## WHAT TO PRODUCE
Select from the records below every line that has the word "Bazyl" in it.

## MATERIAL
:::
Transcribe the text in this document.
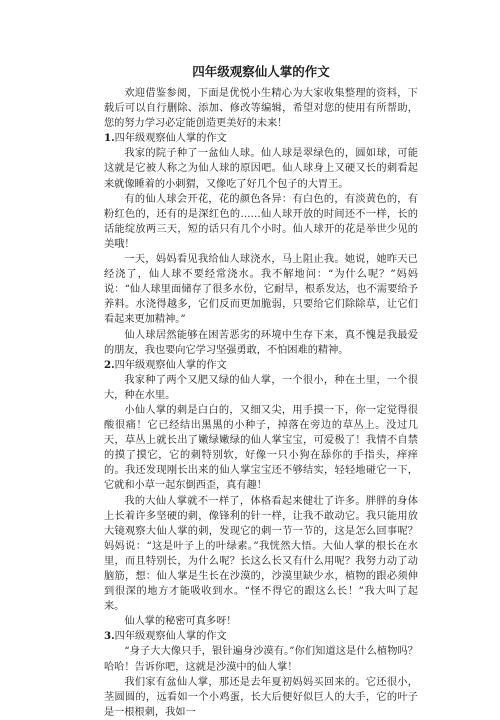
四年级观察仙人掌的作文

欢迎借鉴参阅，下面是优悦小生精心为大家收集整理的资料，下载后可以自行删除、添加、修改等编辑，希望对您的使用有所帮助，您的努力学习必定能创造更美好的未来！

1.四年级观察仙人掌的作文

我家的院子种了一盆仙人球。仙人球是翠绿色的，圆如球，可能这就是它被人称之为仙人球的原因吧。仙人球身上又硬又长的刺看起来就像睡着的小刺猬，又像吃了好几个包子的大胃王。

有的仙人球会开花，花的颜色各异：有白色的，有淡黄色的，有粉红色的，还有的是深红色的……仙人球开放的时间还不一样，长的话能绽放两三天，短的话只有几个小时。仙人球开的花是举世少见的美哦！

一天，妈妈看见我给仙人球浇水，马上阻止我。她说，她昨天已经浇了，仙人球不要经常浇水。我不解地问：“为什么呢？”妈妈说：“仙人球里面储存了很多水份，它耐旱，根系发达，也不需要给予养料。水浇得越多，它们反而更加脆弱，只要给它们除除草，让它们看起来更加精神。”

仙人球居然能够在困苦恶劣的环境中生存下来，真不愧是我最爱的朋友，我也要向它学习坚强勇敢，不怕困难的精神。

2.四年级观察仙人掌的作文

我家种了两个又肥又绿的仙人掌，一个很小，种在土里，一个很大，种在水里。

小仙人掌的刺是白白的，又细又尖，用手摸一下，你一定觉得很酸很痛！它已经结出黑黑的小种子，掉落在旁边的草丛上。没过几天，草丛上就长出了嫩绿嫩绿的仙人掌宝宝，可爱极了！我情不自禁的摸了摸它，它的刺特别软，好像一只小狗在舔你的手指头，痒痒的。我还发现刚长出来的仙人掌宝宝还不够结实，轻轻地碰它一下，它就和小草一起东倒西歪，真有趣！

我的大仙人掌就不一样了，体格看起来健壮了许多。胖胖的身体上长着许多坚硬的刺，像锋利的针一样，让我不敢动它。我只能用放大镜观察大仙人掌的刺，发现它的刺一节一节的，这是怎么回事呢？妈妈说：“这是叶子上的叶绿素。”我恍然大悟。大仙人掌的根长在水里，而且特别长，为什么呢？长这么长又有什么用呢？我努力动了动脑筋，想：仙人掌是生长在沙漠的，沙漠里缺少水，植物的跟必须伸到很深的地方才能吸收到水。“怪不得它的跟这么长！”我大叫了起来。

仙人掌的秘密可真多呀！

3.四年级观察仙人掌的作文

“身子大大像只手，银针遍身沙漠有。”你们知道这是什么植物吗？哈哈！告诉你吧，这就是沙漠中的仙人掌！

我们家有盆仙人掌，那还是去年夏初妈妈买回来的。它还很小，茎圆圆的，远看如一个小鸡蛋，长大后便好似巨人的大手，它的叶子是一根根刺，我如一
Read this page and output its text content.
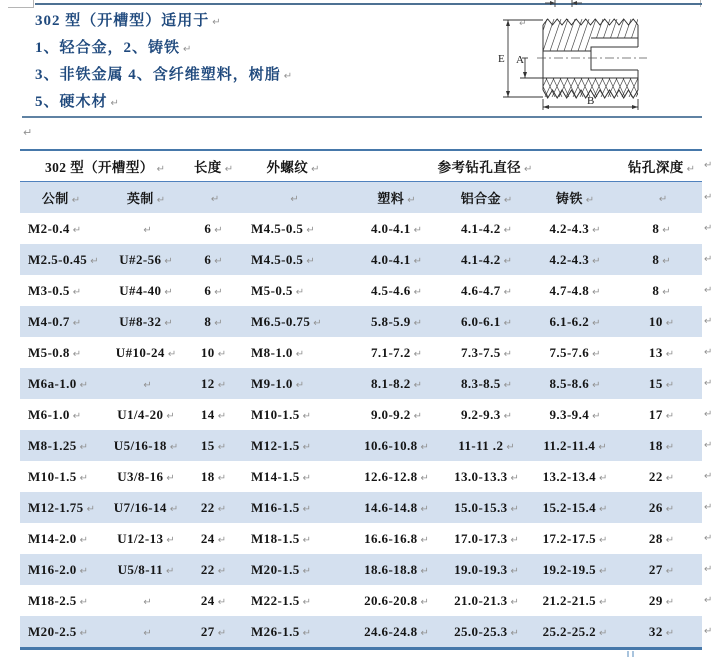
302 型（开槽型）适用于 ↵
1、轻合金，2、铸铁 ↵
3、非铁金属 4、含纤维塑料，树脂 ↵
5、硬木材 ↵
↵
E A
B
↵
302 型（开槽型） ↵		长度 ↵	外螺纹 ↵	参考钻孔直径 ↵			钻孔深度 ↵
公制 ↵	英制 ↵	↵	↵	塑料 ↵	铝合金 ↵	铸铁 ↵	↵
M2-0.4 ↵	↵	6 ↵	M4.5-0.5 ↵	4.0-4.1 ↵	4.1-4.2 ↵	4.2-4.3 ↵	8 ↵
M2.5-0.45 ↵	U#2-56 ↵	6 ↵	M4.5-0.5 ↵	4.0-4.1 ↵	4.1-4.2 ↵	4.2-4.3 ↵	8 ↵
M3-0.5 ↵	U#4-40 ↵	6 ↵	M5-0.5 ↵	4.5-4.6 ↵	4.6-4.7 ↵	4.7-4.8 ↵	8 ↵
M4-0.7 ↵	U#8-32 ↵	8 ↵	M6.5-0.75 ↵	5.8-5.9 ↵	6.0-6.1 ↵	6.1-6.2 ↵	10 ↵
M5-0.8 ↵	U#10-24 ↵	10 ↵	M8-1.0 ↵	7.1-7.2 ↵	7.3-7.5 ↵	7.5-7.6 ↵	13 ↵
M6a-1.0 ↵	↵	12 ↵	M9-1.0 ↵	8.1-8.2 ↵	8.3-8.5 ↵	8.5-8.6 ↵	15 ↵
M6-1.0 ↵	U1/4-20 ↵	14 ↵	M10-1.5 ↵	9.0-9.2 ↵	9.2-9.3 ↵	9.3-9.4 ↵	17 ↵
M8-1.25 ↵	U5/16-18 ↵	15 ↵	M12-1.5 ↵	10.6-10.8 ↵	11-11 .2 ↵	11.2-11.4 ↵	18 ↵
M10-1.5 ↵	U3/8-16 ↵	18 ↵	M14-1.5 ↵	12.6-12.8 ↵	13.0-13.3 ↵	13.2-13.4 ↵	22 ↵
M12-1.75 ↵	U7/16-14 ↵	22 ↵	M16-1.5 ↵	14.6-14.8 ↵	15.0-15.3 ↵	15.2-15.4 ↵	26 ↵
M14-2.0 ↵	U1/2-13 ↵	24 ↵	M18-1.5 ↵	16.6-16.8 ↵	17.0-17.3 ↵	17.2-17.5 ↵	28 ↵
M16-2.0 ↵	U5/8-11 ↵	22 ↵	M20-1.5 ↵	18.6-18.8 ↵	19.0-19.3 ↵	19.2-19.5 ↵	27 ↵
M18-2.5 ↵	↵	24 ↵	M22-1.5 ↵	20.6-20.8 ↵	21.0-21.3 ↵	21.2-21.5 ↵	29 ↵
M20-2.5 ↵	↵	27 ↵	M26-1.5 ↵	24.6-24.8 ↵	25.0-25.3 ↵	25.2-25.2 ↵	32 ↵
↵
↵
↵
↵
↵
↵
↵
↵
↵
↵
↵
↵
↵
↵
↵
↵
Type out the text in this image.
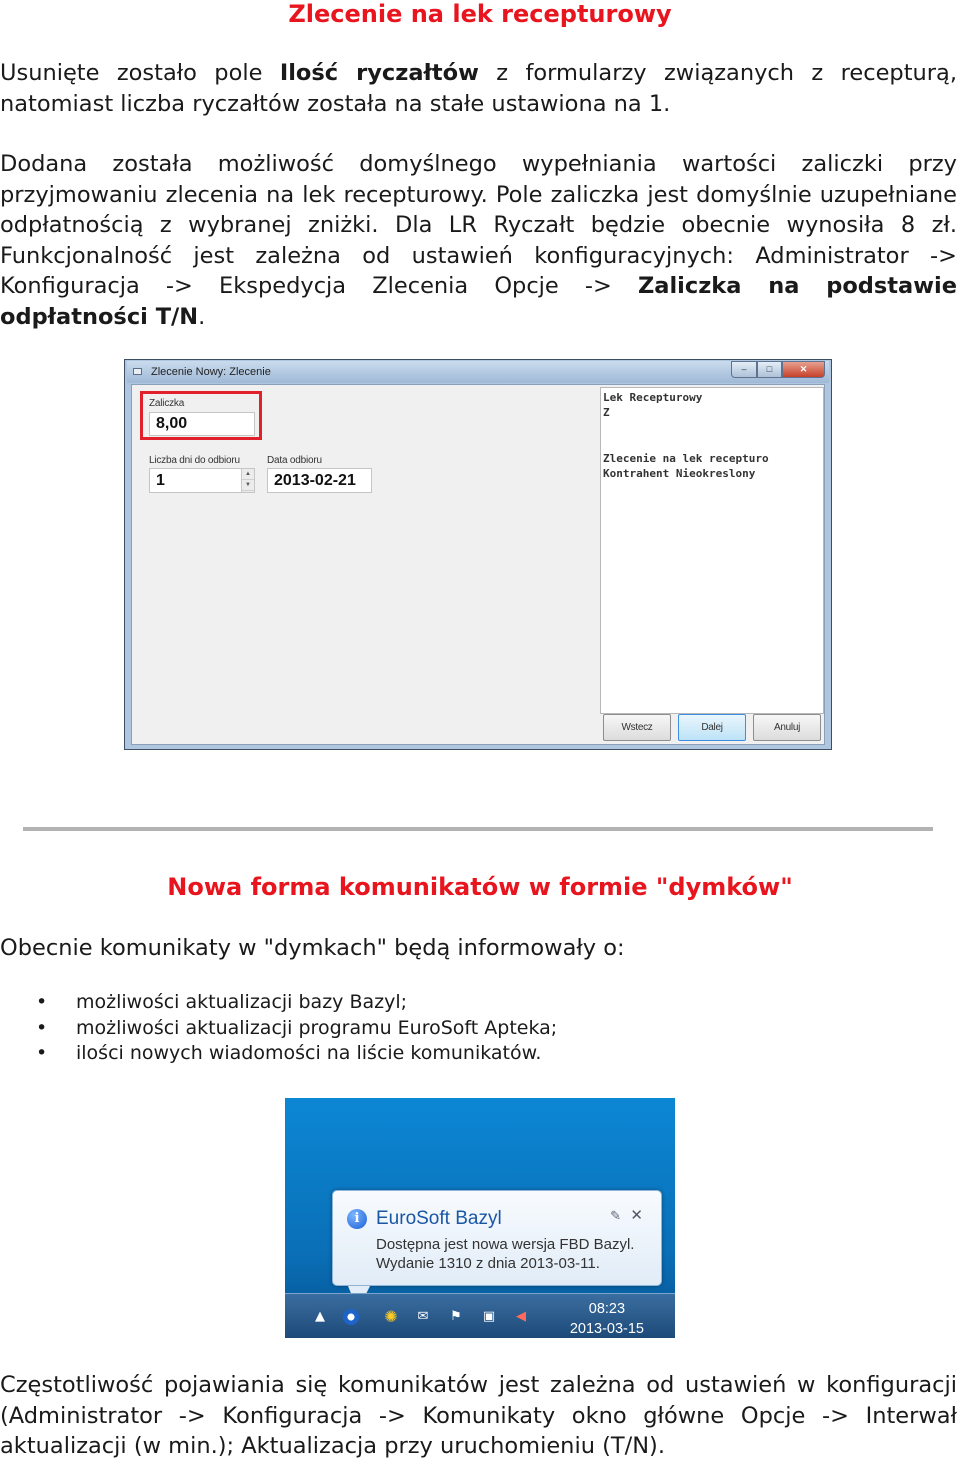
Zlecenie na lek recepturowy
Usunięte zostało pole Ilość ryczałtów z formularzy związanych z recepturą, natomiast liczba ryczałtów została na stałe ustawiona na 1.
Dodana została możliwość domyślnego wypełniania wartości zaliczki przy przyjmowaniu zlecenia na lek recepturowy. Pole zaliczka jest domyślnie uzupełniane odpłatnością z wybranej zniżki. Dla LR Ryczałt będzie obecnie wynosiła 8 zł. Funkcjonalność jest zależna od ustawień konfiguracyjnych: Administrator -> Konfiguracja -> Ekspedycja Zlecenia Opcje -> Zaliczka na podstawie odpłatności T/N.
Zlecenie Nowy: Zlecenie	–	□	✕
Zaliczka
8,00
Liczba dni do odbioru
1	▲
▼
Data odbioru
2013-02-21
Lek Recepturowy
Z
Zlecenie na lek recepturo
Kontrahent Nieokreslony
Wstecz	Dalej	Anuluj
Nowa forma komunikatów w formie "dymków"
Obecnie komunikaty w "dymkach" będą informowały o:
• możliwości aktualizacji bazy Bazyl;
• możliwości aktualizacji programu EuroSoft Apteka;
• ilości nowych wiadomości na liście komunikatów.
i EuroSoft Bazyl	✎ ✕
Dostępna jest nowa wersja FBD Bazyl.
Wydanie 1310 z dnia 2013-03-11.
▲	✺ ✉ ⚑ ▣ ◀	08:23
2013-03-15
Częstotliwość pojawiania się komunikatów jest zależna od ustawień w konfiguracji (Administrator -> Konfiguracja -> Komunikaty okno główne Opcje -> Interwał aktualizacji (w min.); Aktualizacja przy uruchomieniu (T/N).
:::
## OUTPUT OF THE TASK
• możliwości aktualizacji bazy Bazyl;
i EuroSoft Bazyl	✎ ✕
Dostępna jest nowa wersja FBD Bazyl.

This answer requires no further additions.